Task objective
Below are records; work out how many of their lines contain "xlabel" and give only that number.
##### Supplied data #####
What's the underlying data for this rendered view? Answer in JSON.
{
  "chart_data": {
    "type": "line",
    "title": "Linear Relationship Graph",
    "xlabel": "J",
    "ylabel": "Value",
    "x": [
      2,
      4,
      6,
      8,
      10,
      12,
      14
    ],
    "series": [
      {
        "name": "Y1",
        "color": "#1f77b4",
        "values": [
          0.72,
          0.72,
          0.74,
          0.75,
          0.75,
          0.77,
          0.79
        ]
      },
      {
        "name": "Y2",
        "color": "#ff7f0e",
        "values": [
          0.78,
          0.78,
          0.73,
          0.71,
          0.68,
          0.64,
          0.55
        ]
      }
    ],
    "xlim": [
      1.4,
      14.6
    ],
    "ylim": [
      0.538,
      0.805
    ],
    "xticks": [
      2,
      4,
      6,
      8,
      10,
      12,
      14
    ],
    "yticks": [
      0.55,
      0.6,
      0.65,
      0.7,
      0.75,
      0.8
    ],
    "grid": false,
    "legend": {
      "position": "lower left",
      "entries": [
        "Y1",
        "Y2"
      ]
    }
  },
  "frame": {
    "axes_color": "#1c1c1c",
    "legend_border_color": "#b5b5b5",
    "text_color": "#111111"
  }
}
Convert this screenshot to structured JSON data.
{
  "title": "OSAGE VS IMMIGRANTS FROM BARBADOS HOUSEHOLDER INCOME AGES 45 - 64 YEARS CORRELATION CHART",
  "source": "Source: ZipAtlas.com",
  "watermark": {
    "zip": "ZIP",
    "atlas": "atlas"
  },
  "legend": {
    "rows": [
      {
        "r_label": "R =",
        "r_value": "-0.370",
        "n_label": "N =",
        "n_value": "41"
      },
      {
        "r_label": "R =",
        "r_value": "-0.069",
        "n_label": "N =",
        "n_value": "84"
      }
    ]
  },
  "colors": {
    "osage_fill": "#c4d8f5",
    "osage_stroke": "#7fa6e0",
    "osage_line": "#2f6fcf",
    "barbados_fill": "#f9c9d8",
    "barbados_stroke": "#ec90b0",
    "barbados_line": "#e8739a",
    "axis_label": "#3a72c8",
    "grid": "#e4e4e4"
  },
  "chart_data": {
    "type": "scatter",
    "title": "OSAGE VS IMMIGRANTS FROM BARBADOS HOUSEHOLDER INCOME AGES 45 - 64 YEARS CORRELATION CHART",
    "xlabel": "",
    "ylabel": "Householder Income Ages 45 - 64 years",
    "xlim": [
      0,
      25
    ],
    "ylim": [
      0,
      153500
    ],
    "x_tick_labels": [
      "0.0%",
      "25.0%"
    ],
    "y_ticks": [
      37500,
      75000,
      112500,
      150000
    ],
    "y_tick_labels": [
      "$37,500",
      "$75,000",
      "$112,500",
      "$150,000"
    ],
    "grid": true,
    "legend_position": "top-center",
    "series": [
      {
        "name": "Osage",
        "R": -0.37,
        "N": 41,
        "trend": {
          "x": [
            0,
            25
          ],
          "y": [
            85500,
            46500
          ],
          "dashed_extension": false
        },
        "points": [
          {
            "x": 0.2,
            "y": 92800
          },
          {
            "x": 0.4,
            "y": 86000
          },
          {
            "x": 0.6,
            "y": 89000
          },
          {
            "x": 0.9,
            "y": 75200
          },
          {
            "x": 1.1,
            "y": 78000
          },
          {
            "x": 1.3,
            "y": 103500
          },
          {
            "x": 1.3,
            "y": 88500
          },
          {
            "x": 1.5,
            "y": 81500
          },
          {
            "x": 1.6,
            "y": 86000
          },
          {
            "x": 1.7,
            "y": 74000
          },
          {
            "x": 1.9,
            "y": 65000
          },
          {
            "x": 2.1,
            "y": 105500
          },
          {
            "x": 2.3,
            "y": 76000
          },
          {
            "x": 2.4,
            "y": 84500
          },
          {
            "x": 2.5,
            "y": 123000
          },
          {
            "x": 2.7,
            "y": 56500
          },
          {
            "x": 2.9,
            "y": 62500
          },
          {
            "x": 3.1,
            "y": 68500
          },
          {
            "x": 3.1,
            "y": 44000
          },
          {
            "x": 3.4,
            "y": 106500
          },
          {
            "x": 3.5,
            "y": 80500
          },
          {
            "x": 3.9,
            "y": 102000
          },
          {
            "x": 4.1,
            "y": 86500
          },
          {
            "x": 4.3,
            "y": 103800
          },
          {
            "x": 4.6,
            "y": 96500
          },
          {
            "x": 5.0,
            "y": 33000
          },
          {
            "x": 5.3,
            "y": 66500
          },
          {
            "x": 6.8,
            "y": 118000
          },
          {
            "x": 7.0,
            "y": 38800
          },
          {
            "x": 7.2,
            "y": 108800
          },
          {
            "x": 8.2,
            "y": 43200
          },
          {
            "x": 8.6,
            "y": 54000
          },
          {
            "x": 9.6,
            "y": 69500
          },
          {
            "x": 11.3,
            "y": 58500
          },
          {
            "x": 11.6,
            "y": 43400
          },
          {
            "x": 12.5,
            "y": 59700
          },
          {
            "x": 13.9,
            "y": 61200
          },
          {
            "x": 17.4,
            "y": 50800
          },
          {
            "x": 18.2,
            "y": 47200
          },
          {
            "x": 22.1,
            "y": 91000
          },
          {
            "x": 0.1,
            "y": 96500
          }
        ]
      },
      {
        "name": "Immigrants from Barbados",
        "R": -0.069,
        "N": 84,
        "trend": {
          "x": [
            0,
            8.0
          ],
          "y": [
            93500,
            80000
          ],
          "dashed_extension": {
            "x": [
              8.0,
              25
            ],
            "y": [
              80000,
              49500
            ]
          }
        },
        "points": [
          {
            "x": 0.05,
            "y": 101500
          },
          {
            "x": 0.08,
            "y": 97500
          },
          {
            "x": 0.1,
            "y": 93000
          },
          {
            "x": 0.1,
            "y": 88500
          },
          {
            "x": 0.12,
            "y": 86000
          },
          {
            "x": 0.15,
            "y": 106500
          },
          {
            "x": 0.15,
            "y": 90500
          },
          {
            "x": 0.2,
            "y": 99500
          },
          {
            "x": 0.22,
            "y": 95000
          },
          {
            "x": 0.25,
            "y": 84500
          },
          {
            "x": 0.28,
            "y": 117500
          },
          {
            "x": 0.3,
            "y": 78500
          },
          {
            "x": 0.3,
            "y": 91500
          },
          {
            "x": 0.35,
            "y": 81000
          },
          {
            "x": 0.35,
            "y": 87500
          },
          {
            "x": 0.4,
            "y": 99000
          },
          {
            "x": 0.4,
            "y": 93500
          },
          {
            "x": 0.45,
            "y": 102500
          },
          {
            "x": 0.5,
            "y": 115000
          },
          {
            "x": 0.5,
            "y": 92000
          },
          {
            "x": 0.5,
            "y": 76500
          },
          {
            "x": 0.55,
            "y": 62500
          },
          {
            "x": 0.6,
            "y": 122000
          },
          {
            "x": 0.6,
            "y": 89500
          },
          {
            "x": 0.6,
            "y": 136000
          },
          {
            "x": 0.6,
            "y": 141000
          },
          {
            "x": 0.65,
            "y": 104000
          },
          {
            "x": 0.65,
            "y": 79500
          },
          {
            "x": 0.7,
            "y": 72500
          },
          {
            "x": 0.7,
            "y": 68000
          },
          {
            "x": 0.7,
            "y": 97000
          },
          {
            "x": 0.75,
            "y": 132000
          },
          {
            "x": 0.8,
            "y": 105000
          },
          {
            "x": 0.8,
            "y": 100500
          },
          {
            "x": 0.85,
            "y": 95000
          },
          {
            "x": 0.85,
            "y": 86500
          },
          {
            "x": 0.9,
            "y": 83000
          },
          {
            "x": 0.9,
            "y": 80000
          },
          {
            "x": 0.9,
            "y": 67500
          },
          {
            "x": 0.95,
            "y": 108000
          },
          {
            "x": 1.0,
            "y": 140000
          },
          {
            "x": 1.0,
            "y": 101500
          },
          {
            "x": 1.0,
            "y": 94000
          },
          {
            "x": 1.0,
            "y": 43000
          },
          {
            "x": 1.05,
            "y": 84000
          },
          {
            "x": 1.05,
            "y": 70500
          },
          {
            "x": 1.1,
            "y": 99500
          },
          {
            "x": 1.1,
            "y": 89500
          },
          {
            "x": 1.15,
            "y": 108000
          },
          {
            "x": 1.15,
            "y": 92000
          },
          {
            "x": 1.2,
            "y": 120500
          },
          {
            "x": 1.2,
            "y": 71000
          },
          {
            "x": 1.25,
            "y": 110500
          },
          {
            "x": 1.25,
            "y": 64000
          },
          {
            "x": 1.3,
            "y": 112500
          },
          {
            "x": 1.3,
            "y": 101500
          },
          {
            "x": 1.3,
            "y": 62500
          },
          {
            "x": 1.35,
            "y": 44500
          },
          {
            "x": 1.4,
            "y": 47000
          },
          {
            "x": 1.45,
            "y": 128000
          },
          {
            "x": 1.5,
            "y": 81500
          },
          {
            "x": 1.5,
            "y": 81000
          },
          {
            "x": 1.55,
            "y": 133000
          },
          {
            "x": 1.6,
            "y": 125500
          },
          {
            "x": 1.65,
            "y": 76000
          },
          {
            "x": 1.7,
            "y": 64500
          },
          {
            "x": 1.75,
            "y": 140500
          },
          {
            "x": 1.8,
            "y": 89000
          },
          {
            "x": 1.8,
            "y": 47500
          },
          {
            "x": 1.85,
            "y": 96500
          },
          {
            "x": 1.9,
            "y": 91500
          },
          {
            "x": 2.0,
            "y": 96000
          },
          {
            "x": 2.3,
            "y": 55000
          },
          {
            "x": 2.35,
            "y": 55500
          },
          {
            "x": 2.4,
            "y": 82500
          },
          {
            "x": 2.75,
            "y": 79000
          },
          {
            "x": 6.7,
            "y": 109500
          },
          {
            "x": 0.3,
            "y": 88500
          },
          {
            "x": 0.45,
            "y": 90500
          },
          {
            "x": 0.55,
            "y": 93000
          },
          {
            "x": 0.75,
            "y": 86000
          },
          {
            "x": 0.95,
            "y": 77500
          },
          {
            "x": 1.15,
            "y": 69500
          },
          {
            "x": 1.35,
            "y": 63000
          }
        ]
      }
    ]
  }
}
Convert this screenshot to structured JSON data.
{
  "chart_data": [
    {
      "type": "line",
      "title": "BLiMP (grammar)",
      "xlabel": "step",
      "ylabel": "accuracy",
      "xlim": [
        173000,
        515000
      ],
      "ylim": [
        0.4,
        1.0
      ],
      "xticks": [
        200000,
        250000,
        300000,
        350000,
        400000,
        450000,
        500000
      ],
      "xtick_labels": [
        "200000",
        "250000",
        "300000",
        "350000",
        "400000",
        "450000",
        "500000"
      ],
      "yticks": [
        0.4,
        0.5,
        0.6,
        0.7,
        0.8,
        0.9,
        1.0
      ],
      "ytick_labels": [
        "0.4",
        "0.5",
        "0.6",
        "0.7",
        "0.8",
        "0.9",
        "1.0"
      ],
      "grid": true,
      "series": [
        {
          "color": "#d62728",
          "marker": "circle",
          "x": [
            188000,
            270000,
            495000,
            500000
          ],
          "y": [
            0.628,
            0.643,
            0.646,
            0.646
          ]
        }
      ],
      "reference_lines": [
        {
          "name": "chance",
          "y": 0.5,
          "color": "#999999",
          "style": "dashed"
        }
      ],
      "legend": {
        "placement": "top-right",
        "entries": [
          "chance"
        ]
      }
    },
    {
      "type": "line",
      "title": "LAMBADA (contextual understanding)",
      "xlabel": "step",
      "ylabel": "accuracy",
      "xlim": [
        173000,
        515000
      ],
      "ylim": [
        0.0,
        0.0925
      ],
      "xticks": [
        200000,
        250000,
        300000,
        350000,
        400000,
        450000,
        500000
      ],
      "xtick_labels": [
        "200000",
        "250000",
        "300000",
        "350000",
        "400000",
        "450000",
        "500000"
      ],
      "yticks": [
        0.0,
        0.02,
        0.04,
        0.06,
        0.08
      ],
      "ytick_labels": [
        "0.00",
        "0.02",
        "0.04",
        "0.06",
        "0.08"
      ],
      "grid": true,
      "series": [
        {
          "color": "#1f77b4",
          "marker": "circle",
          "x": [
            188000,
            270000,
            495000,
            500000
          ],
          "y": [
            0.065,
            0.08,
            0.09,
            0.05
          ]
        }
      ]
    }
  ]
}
#####
Problem solution
4